== WORK TO DO ==
Write out all of the entries exactly as given.

== DATASET CONTENT ==

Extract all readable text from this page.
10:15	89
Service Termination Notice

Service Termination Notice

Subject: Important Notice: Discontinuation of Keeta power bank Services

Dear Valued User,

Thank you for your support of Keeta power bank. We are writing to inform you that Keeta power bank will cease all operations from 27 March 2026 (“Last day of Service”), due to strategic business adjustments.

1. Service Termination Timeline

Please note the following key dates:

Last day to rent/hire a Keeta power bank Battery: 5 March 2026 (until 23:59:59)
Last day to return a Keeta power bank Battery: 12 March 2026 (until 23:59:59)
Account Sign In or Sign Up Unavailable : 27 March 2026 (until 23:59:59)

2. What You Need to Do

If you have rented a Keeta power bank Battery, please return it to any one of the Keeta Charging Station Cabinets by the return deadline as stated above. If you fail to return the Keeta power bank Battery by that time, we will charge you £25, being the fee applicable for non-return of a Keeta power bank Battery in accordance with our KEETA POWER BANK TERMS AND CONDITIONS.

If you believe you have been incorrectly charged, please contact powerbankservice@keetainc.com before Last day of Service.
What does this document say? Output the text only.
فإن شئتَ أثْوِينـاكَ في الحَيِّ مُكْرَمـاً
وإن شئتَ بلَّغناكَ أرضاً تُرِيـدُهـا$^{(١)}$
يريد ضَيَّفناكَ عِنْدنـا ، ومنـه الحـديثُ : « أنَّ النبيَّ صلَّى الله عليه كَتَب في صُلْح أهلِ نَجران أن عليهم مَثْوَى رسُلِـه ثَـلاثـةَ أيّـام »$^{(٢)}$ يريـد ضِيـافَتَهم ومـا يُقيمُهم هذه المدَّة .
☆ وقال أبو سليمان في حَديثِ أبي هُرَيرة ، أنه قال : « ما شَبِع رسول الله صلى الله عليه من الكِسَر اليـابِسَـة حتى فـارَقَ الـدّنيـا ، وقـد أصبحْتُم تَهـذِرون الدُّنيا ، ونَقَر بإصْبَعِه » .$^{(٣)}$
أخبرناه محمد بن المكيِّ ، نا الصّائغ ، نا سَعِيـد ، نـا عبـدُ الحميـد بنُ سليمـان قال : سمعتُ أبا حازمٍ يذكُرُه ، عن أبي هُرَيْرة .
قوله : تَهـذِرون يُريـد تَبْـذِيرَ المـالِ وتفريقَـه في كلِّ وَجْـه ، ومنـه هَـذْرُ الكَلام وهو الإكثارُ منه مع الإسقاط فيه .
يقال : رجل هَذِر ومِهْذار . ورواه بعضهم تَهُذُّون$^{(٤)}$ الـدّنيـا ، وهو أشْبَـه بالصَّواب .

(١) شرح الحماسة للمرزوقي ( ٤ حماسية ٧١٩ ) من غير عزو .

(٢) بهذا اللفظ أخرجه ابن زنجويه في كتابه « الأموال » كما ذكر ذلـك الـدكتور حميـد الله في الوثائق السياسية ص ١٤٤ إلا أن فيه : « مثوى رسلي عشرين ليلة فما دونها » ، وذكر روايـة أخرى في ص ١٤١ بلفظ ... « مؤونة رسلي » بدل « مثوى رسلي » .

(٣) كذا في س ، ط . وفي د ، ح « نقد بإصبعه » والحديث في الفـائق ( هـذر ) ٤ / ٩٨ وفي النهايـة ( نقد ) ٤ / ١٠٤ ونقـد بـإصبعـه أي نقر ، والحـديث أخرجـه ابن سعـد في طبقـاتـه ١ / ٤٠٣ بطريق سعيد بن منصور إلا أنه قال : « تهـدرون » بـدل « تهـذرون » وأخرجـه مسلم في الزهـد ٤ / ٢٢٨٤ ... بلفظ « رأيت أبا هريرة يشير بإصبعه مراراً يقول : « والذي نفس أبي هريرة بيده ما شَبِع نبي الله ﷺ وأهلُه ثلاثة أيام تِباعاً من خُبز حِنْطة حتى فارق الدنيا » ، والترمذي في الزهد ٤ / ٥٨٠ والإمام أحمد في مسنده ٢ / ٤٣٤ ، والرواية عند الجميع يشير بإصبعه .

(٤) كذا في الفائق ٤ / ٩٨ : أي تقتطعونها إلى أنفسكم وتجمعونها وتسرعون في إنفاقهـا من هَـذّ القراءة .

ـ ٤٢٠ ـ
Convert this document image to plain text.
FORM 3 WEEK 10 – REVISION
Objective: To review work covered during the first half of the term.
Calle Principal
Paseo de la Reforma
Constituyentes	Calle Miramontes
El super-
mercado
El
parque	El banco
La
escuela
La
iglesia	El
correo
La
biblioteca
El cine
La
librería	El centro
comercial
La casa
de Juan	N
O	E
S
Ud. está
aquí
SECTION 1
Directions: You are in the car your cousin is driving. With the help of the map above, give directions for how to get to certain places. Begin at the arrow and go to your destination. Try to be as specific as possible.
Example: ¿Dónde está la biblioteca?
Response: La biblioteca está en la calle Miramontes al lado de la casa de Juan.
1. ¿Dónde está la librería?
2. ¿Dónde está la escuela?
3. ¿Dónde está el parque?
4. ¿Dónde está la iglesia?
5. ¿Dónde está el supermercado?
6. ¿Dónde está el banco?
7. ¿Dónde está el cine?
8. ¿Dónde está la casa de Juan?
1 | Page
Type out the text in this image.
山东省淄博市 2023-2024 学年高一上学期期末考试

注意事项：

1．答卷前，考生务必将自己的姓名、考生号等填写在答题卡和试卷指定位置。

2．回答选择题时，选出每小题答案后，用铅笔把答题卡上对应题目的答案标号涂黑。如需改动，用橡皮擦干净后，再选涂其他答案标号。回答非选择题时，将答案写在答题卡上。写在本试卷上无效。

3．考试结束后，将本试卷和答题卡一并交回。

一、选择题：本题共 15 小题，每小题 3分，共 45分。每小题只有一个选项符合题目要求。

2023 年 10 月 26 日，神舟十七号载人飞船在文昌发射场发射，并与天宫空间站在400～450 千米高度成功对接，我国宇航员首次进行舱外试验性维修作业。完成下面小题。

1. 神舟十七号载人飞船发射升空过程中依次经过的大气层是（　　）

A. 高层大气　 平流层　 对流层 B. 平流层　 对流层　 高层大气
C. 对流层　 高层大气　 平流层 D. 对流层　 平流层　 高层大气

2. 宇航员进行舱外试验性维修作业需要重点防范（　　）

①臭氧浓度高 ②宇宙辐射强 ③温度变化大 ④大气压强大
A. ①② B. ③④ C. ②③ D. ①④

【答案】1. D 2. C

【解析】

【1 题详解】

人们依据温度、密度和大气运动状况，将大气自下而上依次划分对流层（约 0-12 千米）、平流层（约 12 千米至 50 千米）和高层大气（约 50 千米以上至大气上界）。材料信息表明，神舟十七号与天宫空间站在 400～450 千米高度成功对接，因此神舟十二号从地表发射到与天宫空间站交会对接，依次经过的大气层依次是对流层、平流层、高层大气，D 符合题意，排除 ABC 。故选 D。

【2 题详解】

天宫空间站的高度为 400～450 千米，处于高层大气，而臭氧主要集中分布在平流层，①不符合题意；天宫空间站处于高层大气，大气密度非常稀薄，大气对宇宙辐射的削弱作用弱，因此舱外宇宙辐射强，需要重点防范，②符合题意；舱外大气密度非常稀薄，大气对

== RESULT FOR THIS EXERCISE ==
Extract all readable text from this page.
10:15	89
Service Termination Notice

Service Termination Notice

Subject: Important Notice: Discontinuation of Keeta power bank Services

Dear Valued User,

Thank you for your support of Keeta power bank. We are writing to inform you that Keeta power bank will cease all operations from 27 March 2026 (“Last day of Service”), due to strategic business adjustments.

1. Service Termination Timeline

Please note the following key dates:

Last day to rent/hire a Keeta power bank Battery: 5 March 2026 (until 23:59:59)
Last day to return a Keeta power bank Battery: 12 March 2026 (until 23:59:59)
Account Sign In or Sign Up Unavailable : 27 March 2026 (until 23:59:59)

2. What You Need to Do

If you have rented a Keeta power bank Battery, please return it to any one of the Keeta Charging Station Cabinets by the return deadline as stated above. If you fail to return the Keeta power bank Battery by that time, we will charge you £25, being the fee applicable for non-return of a Keeta power bank Battery in accordance with our KEETA POWER BANK TERMS AND CONDITIONS.

If you believe you have been incorrectly charged, please contact powerbankservice@keetainc.com before Last day of Service.
What does this document say? Output the text only.
فإن شئتَ أثْوِينـاكَ في الحَيِّ مُكْرَمـاً
وإن شئتَ بلَّغناكَ أرضاً تُرِيـدُهـا$^{(١)}$
يريد ضَيَّفناكَ عِنْدنـا ، ومنـه الحـديثُ : « أنَّ النبيَّ صلَّى الله عليه كَتَب في صُلْح أهلِ نَجران أن عليهم مَثْوَى رسُلِـه ثَـلاثـةَ أيّـام »$^{(٢)}$ يريـد ضِيـافَتَهم ومـا يُقيمُهم هذه المدَّة .
☆ وقال أبو سليمان في حَديثِ أبي هُرَيرة ، أنه قال : « ما شَبِع رسول الله صلى الله عليه من الكِسَر اليـابِسَـة حتى فـارَقَ الـدّنيـا ، وقـد أصبحْتُم تَهـذِرون الدُّنيا ، ونَقَر بإصْبَعِه » .$^{(٣)}$
أخبرناه محمد بن المكيِّ ، نا الصّائغ ، نا سَعِيـد ، نـا عبـدُ الحميـد بنُ سليمـان قال : سمعتُ أبا حازمٍ يذكُرُه ، عن أبي هُرَيْرة .
قوله : تَهـذِرون يُريـد تَبْـذِيرَ المـالِ وتفريقَـه في كلِّ وَجْـه ، ومنـه هَـذْرُ الكَلام وهو الإكثارُ منه مع الإسقاط فيه .
يقال : رجل هَذِر ومِهْذار . ورواه بعضهم تَهُذُّون$^{(٤)}$ الـدّنيـا ، وهو أشْبَـه بالصَّواب .

(١) شرح الحماسة للمرزوقي ( ٤ حماسية ٧١٩ ) من غير عزو .

(٢) بهذا اللفظ أخرجه ابن زنجويه في كتابه « الأموال » كما ذكر ذلـك الـدكتور حميـد الله في الوثائق السياسية ص ١٤٤ إلا أن فيه : « مثوى رسلي عشرين ليلة فما دونها » ، وذكر روايـة أخرى في ص ١٤١ بلفظ ... « مؤونة رسلي » بدل « مثوى رسلي » .

(٣) كذا في س ، ط . وفي د ، ح « نقد بإصبعه » والحديث في الفـائق ( هـذر ) ٤ / ٩٨ وفي النهايـة ( نقد ) ٤ / ١٠٤ ونقـد بـإصبعـه أي نقر ، والحـديث أخرجـه ابن سعـد في طبقـاتـه ١ / ٤٠٣ بطريق سعيد بن منصور إلا أنه قال : « تهـدرون » بـدل « تهـذرون » وأخرجـه مسلم في الزهـد ٤ / ٢٢٨٤ ... بلفظ « رأيت أبا هريرة يشير بإصبعه مراراً يقول : « والذي نفس أبي هريرة بيده ما شَبِع نبي الله ﷺ وأهلُه ثلاثة أيام تِباعاً من خُبز حِنْطة حتى فارق الدنيا » ، والترمذي في الزهد ٤ / ٥٨٠ والإمام أحمد في مسنده ٢ / ٤٣٤ ، والرواية عند الجميع يشير بإصبعه .

(٤) كذا في الفائق ٤ / ٩٨ : أي تقتطعونها إلى أنفسكم وتجمعونها وتسرعون في إنفاقهـا من هَـذّ القراءة .

ـ ٤٢٠ ـ
Convert this document image to plain text.
FORM 3 WEEK 10 – REVISION
Objective: To review work covered during the first half of the term.
Calle Principal
Paseo de la Reforma
Constituyentes	Calle Miramontes
El super-
mercado
El
parque	El banco
La
escuela
La
iglesia	El
correo
La
biblioteca
El cine
La
librería	El centro
comercial
La casa
de Juan	N
O	E
S
Ud. está
aquí
SECTION 1
Directions: You are in the car your cousin is driving. With the help of the map above, give directions for how to get to certain places. Begin at the arrow and go to your destination. Try to be as specific as possible.
Example: ¿Dónde está la biblioteca?
Response: La biblioteca está en la calle Miramontes al lado de la casa de Juan.
1. ¿Dónde está la librería?
2. ¿Dónde está la escuela?
3. ¿Dónde está el parque?
4. ¿Dónde está la iglesia?
5. ¿Dónde está el supermercado?
6. ¿Dónde está el banco?
7. ¿Dónde está el cine?
8. ¿Dónde está la casa de Juan?
1 | Page
Type out the text in this image.
山东省淄博市 2023-2024 学年高一上学期期末考试

注意事项：

1．答卷前，考生务必将自己的姓名、考生号等填写在答题卡和试卷指定位置。

2．回答选择题时，选出每小题答案后，用铅笔把答题卡上对应题目的答案标号涂黑。如需改动，用橡皮擦干净后，再选涂其他答案标号。回答非选择题时，将答案写在答题卡上。写在本试卷上无效。

3．考试结束后，将本试卷和答题卡一并交回。

一、选择题：本题共 15 小题，每小题 3分，共 45分。每小题只有一个选项符合题目要求。

2023 年 10 月 26 日，神舟十七号载人飞船在文昌发射场发射，并与天宫空间站在400～450 千米高度成功对接，我国宇航员首次进行舱外试验性维修作业。完成下面小题。

1. 神舟十七号载人飞船发射升空过程中依次经过的大气层是（　　）

A. 高层大气　 平流层　 对流层 B. 平流层　 对流层　 高层大气
C. 对流层　 高层大气　 平流层 D. 对流层　 平流层　 高层大气

2. 宇航员进行舱外试验性维修作业需要重点防范（　　）

①臭氧浓度高 ②宇宙辐射强 ③温度变化大 ④大气压强大
A. ①② B. ③④ C. ②③ D. ①④

【答案】1. D 2. C

【解析】

【1 题详解】

人们依据温度、密度和大气运动状况，将大气自下而上依次划分对流层（约 0-12 千米）、平流层（约 12 千米至 50 千米）和高层大气（约 50 千米以上至大气上界）。材料信息表明，神舟十七号与天宫空间站在 400～450 千米高度成功对接，因此神舟十二号从地表发射到与天宫空间站交会对接，依次经过的大气层依次是对流层、平流层、高层大气，D 符合题意，排除 ABC 。故选 D。

【2 题详解】

天宫空间站的高度为 400～450 千米，处于高层大气，而臭氧主要集中分布在平流层，①不符合题意；天宫空间站处于高层大气，大气密度非常稀薄，大气对宇宙辐射的削弱作用弱，因此舱外宇宙辐射强，需要重点防范，②符合题意；舱外大气密度非常稀薄，大气对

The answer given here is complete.